(Dataset records)

####

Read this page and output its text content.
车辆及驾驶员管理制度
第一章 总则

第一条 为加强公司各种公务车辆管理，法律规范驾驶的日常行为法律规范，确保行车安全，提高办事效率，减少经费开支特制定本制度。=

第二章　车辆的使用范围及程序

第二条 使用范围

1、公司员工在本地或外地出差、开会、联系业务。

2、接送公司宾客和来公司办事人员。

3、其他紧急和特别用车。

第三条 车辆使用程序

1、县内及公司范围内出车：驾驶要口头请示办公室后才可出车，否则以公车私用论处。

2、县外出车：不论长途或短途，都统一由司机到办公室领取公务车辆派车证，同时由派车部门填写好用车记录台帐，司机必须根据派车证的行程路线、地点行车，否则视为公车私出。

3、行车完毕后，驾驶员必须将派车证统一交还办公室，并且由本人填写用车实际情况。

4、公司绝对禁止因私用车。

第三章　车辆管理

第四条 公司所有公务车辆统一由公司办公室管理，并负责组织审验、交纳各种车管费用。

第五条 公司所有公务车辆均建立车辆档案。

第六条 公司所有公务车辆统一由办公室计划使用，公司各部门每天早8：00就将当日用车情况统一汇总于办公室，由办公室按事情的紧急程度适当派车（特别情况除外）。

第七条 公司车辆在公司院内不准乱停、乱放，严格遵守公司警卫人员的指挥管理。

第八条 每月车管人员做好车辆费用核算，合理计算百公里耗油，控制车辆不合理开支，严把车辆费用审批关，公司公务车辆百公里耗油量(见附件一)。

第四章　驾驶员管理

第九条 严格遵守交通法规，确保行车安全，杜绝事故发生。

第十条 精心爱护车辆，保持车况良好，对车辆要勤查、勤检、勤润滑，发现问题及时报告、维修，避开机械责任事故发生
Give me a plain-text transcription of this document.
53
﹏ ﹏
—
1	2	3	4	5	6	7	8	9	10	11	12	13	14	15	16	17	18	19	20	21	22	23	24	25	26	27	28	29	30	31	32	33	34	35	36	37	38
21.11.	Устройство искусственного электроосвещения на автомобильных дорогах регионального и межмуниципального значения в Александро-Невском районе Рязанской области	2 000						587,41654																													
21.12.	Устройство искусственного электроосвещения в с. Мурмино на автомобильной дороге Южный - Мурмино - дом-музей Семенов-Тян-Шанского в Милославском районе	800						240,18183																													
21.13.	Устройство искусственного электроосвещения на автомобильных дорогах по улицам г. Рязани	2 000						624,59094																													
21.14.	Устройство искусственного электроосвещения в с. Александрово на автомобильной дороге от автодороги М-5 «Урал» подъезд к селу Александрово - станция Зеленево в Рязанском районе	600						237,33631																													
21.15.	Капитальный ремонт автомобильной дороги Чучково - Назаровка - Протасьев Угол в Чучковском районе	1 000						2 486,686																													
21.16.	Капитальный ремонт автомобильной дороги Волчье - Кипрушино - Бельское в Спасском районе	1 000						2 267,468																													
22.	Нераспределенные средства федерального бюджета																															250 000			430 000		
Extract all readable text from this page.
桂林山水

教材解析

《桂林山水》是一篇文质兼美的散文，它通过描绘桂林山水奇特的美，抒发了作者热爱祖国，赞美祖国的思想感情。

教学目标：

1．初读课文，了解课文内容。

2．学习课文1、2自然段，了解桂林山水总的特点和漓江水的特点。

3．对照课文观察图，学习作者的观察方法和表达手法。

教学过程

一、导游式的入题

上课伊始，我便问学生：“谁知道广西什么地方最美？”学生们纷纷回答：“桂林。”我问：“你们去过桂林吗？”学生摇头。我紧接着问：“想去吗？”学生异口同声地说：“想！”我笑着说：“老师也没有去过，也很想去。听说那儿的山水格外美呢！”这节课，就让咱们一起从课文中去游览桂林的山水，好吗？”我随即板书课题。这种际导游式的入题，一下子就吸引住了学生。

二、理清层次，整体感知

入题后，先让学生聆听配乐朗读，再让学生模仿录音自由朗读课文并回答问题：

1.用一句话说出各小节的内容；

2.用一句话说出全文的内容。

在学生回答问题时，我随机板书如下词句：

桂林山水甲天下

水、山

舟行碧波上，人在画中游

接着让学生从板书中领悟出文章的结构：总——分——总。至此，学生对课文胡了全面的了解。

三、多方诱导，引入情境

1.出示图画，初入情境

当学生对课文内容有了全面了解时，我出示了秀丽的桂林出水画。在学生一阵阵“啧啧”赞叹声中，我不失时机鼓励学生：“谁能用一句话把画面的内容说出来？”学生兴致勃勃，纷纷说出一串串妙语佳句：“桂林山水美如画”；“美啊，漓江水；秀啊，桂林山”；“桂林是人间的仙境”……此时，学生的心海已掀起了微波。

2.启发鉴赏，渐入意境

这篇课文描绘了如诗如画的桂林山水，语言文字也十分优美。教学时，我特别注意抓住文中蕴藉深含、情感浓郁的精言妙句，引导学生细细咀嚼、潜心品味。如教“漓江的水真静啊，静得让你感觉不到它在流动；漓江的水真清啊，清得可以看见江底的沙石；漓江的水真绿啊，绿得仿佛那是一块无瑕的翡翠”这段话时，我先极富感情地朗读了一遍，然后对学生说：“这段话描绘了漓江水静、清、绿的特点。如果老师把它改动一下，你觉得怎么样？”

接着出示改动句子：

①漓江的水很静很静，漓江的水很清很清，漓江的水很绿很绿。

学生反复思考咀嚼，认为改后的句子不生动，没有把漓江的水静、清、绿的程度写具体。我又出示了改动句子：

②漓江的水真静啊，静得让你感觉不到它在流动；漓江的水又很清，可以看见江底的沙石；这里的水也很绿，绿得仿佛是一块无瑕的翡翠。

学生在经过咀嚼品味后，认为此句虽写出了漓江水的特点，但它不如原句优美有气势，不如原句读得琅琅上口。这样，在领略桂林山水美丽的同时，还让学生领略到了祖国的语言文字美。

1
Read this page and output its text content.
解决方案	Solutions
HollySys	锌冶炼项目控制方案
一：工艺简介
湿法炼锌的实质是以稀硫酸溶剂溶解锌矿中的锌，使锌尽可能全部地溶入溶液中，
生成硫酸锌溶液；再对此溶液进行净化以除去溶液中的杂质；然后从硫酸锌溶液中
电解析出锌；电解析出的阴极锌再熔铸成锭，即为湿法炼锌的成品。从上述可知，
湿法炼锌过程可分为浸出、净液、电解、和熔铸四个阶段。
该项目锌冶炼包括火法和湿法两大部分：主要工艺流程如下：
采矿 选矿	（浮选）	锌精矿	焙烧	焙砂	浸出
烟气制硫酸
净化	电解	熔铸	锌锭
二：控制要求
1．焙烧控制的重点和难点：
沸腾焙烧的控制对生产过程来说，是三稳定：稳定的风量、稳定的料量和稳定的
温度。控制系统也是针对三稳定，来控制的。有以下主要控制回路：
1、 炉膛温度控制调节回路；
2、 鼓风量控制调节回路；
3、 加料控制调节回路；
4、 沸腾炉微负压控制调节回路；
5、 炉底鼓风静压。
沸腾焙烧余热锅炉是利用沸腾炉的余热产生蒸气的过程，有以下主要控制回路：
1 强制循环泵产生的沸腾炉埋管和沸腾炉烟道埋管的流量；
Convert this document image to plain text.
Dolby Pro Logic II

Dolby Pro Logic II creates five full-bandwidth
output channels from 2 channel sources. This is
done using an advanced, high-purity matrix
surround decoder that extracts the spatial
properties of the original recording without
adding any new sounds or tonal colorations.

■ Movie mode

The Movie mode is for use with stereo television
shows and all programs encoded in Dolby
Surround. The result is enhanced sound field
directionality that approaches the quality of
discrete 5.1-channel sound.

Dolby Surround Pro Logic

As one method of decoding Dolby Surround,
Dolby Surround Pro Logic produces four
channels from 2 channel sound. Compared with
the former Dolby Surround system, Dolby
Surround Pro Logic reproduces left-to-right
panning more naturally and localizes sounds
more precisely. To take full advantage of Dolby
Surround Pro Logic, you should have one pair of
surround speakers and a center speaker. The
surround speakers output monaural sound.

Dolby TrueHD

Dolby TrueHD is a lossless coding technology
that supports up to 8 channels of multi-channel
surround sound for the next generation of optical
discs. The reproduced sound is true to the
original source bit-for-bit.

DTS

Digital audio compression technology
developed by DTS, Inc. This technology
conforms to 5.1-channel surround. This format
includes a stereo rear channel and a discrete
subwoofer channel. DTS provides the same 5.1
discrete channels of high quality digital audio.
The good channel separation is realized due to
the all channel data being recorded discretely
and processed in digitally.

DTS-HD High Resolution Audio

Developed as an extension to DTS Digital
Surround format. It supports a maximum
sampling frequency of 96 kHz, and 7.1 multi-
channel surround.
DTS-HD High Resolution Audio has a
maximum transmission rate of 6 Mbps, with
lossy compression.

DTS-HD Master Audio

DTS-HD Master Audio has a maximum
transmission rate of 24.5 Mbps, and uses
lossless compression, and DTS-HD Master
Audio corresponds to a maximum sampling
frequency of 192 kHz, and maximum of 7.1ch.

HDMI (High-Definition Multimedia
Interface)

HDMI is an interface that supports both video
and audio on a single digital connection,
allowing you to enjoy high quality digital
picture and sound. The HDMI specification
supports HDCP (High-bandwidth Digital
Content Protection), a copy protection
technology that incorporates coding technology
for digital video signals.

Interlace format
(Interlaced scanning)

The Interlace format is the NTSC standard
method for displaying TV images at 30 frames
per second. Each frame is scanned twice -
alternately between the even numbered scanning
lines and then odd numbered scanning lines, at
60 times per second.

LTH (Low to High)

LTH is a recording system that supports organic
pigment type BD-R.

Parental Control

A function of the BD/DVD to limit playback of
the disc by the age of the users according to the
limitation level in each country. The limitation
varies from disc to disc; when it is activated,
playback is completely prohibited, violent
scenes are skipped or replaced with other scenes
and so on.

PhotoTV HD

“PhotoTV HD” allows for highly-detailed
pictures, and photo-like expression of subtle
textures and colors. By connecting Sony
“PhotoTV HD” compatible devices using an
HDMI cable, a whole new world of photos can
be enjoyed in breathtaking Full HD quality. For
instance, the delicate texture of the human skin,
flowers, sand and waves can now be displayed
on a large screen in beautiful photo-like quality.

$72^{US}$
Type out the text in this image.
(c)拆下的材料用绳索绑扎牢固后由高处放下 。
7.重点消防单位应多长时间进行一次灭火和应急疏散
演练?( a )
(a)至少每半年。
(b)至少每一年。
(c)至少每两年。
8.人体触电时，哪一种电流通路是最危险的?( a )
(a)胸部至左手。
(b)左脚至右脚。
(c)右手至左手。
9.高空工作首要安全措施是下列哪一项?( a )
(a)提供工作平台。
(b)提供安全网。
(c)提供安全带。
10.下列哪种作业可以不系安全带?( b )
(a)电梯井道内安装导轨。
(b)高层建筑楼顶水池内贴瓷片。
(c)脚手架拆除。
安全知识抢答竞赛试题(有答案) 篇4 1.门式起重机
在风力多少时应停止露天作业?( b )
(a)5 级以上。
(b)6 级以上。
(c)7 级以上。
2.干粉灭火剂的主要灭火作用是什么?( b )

####

WORK TO COMPLETE =>
Using the records above, copy every line that has the word "scanning" in it.

TASK ANSWER =>
(Interlaced scanning)
alternately between the even numbered scanning
lines and then odd numbered scanning lines, at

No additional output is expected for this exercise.